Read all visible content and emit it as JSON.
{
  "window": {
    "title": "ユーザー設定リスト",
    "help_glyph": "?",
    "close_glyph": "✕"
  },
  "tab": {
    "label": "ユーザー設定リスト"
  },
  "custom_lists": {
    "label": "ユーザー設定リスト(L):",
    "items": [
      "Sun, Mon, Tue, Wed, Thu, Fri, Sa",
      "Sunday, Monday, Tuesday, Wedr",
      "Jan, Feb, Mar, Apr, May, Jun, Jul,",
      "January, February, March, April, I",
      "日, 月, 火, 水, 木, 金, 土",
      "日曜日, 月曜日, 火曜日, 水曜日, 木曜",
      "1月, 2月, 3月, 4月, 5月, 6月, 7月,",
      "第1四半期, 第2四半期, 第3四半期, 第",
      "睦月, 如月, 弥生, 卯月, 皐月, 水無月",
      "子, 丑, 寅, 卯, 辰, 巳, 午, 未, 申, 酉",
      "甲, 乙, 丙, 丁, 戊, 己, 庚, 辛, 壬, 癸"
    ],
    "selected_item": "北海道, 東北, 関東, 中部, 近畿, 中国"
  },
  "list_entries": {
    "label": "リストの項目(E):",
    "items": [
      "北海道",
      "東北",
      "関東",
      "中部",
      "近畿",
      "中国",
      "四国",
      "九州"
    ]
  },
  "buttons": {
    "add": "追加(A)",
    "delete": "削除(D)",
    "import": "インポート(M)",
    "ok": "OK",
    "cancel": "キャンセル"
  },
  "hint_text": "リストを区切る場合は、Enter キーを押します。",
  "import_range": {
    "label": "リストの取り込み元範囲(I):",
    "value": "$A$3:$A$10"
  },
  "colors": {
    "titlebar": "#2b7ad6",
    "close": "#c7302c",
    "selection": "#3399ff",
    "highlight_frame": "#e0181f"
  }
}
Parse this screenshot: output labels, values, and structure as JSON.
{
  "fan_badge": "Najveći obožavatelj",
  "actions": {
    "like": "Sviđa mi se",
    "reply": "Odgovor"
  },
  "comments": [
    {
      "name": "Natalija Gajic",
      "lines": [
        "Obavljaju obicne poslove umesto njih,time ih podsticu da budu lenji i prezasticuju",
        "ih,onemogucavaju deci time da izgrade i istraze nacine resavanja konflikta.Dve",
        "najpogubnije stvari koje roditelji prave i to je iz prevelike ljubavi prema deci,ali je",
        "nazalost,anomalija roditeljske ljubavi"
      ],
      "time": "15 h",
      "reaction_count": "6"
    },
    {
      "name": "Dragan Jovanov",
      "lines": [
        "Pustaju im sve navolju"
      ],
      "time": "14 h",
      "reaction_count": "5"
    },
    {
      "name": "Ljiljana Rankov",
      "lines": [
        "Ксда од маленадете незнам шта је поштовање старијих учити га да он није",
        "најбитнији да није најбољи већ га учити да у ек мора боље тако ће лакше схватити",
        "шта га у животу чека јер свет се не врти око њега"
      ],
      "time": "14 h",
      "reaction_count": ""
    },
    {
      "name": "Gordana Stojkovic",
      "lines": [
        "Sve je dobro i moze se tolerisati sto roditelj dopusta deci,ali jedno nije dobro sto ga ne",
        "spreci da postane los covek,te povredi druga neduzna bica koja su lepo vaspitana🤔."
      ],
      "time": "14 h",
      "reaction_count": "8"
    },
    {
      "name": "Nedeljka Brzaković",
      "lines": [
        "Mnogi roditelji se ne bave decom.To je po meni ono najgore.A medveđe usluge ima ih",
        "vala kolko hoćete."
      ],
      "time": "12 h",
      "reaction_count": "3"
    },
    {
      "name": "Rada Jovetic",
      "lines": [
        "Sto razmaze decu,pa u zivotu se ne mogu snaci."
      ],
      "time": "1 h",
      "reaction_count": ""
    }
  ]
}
^^^^^^^^^^^^^^^^
• [Task brief] Could you quote the material above in full, exactly as it stands?

• [Expected answer]
Read all visible content and emit it as JSON.
{
  "window": {
    "title": "ユーザー設定リスト",
    "help_glyph": "?",
    "close_glyph": "✕"
  },
  "tab": {
    "label": "ユーザー設定リスト"
  },
  "custom_lists": {
    "label": "ユーザー設定リスト(L):",
    "items": [
      "Sun, Mon, Tue, Wed, Thu, Fri, Sa",
      "Sunday, Monday, Tuesday, Wedr",
      "Jan, Feb, Mar, Apr, May, Jun, Jul,",
      "January, February, March, April, I",
      "日, 月, 火, 水, 木, 金, 土",
      "日曜日, 月曜日, 火曜日, 水曜日, 木曜",
      "1月, 2月, 3月, 4月, 5月, 6月, 7月,",
      "第1四半期, 第2四半期, 第3四半期, 第",
      "睦月, 如月, 弥生, 卯月, 皐月, 水無月",
      "子, 丑, 寅, 卯, 辰, 巳, 午, 未, 申, 酉",
      "甲, 乙, 丙, 丁, 戊, 己, 庚, 辛, 壬, 癸"
    ],
    "selected_item": "北海道, 東北, 関東, 中部, 近畿, 中国"
  },
  "list_entries": {
    "label": "リストの項目(E):",
    "items": [
      "北海道",
      "東北",
      "関東",
      "中部",
      "近畿",
      "中国",
      "四国",
      "九州"
    ]
  },
  "buttons": {
    "add": "追加(A)",
    "delete": "削除(D)",
    "import": "インポート(M)",
    "ok": "OK",
    "cancel": "キャンセル"
  },
  "hint_text": "リストを区切る場合は、Enter キーを押します。",
  "import_range": {
    "label": "リストの取り込み元範囲(I):",
    "value": "$A$3:$A$10"
  },
  "colors": {
    "titlebar": "#2b7ad6",
    "close": "#c7302c",
    "selection": "#3399ff",
    "highlight_frame": "#e0181f"
  }
}
Parse this screenshot: output labels, values, and structure as JSON.
{
  "fan_badge": "Najveći obožavatelj",
  "actions": {
    "like": "Sviđa mi se",
    "reply": "Odgovor"
  },
  "comments": [
    {
      "name": "Natalija Gajic",
      "lines": [
        "Obavljaju obicne poslove umesto njih,time ih podsticu da budu lenji i prezasticuju",
        "ih,onemogucavaju deci time da izgrade i istraze nacine resavanja konflikta.Dve",
        "najpogubnije stvari koje roditelji prave i to je iz prevelike ljubavi prema deci,ali je",
        "nazalost,anomalija roditeljske ljubavi"
      ],
      "time": "15 h",
      "reaction_count": "6"
    },
    {
      "name": "Dragan Jovanov",
      "lines": [
        "Pustaju im sve navolju"
      ],
      "time": "14 h",
      "reaction_count": "5"
    },
    {
      "name": "Ljiljana Rankov",
      "lines": [
        "Ксда од маленадете незнам шта је поштовање старијих учити га да он није",
        "најбитнији да није најбољи већ га учити да у ек мора боље тако ће лакше схватити",
        "шта га у животу чека јер свет се не врти око њега"
      ],
      "time": "14 h",
      "reaction_count": ""
    },
    {
      "name": "Gordana Stojkovic",
      "lines": [
        "Sve je dobro i moze se tolerisati sto roditelj dopusta deci,ali jedno nije dobro sto ga ne",
        "spreci da postane los covek,te povredi druga neduzna bica koja su lepo vaspitana🤔."
      ],
      "time": "14 h",
      "reaction_count": "8"
    },
    {
      "name": "Nedeljka Brzaković",
      "lines": [
        "Mnogi roditelji se ne bave decom.To je po meni ono najgore.A medveđe usluge ima ih",
        "vala kolko hoćete."
      ],
      "time": "12 h",
      "reaction_count": "3"
    },
    {
      "name": "Rada Jovetic",
      "lines": [
        "Sto razmaze decu,pa u zivotu se ne mogu snaci."
      ],
      "time": "1 h",
      "reaction_count": ""
    }
  ]
}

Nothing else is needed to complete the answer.